• _Figure data in JSON_
****************
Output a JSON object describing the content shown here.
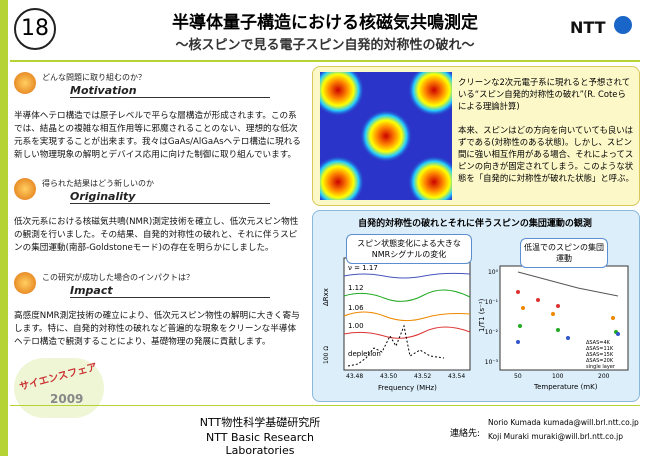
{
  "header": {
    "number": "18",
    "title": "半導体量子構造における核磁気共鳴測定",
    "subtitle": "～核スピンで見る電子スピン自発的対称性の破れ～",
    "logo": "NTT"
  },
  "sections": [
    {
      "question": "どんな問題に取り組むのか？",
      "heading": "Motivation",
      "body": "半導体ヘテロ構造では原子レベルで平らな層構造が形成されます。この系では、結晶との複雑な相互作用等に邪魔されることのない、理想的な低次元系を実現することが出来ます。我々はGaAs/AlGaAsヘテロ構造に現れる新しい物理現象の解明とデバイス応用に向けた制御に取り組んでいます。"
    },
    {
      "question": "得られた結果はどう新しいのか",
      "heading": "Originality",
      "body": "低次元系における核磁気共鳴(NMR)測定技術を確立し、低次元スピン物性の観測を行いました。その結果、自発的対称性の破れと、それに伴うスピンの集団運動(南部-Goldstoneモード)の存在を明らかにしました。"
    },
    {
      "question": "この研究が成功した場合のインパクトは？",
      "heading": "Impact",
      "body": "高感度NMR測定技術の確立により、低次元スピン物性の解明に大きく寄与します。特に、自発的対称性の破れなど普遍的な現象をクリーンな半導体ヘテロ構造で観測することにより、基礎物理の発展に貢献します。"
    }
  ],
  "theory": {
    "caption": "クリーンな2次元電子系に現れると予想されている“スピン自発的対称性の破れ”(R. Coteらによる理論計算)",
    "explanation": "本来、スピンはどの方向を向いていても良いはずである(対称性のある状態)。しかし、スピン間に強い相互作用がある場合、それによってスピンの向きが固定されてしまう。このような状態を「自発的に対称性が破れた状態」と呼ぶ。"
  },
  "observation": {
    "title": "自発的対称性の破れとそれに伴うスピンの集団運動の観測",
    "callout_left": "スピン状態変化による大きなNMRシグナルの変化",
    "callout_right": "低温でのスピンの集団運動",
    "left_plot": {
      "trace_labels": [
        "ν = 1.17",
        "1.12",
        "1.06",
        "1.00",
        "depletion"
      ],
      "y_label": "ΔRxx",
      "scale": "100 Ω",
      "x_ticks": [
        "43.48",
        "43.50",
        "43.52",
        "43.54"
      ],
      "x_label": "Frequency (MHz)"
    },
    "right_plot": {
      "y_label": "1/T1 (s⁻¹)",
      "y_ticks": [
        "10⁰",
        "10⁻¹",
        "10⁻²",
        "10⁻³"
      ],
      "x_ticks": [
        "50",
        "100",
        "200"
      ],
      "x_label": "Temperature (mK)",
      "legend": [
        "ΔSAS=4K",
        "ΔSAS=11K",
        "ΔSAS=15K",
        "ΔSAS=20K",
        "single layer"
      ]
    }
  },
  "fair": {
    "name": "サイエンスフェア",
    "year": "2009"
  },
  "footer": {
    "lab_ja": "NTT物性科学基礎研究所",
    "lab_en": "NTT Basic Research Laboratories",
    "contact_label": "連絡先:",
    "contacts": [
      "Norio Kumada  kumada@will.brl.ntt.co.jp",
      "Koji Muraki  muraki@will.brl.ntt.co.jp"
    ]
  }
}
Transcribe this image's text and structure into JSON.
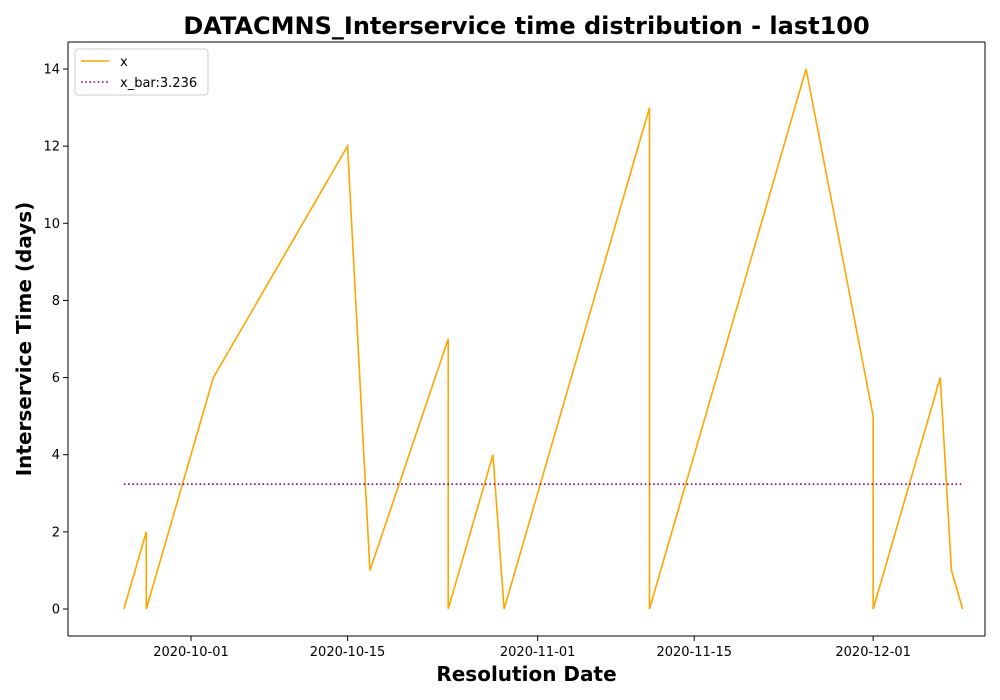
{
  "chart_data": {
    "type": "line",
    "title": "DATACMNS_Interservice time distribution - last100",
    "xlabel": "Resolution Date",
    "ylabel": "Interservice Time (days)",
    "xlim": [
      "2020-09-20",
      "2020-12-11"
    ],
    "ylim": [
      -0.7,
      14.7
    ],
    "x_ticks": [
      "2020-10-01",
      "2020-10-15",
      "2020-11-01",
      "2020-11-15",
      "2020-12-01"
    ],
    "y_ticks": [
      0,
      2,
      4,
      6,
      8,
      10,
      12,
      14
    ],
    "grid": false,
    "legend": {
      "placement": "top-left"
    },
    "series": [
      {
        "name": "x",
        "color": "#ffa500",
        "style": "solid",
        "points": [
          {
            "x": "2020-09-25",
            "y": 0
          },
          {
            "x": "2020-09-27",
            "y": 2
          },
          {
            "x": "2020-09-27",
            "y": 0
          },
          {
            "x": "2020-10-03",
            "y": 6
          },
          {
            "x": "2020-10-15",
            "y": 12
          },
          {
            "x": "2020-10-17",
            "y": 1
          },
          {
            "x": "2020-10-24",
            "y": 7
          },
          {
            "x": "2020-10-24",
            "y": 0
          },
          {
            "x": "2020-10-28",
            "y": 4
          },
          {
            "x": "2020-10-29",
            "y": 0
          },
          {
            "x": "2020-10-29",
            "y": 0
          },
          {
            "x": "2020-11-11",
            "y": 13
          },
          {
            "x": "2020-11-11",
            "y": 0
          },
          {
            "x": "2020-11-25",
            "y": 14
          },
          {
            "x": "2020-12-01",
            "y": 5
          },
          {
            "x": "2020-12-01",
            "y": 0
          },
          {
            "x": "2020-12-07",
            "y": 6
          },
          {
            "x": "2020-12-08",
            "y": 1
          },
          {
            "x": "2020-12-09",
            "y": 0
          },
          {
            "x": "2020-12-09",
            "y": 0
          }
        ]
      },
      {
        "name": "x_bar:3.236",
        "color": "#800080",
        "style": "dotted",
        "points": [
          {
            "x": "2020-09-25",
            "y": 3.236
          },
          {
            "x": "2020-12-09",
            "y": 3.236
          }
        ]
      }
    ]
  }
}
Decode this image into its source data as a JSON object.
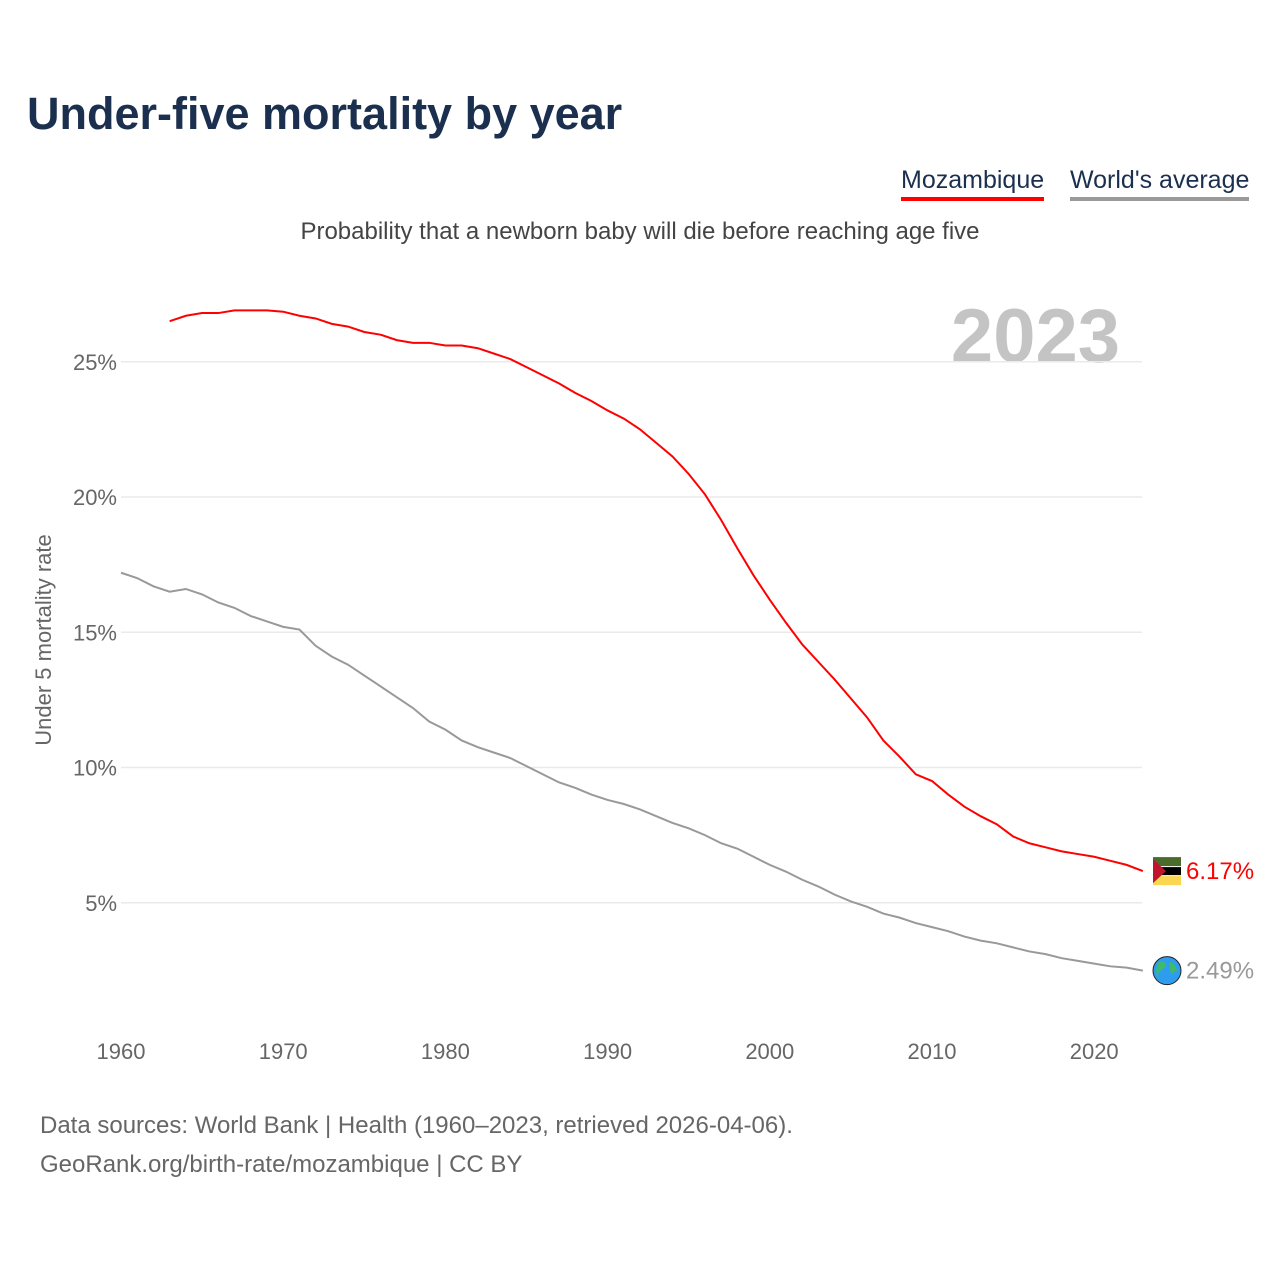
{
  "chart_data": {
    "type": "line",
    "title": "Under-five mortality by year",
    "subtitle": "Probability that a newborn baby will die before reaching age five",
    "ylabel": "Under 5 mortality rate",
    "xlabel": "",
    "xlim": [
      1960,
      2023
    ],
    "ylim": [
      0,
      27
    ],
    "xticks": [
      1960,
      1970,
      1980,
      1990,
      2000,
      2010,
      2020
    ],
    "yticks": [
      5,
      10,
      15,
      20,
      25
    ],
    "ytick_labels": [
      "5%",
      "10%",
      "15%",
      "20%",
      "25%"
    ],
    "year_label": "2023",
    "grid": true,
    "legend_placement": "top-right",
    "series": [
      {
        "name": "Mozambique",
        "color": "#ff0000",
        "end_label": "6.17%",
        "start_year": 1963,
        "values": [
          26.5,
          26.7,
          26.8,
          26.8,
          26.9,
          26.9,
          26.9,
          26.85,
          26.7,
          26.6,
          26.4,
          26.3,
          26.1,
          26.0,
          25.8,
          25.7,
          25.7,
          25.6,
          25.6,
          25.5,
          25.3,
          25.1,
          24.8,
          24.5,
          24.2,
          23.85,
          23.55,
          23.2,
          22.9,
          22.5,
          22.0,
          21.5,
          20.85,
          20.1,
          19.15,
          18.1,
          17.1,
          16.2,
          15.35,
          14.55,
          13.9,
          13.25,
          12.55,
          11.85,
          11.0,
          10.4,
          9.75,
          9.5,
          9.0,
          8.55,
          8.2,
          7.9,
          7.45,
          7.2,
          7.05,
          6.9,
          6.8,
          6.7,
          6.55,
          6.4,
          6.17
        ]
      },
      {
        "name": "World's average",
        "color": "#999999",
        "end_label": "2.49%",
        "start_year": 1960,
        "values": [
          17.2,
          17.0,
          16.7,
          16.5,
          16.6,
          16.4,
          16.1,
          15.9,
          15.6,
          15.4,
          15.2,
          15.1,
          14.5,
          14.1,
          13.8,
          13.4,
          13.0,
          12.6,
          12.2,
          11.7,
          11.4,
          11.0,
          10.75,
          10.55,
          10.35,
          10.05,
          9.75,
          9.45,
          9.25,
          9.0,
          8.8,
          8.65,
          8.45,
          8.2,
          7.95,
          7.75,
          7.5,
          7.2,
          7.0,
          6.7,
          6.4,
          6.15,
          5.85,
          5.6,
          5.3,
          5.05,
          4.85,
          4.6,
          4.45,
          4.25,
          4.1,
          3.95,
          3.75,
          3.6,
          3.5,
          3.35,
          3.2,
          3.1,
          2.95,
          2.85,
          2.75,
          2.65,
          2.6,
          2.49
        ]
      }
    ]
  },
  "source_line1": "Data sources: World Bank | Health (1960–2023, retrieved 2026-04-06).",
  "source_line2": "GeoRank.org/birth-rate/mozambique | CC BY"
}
****************
• _Required work_
Identify and list each line with the word "subtitle".

• _Solved exercise_
    "subtitle": "～核スピンで見る電子スピン自発的対称性の破れ～",
    "subtitle": "Probability that a newborn baby will die before reaching age five",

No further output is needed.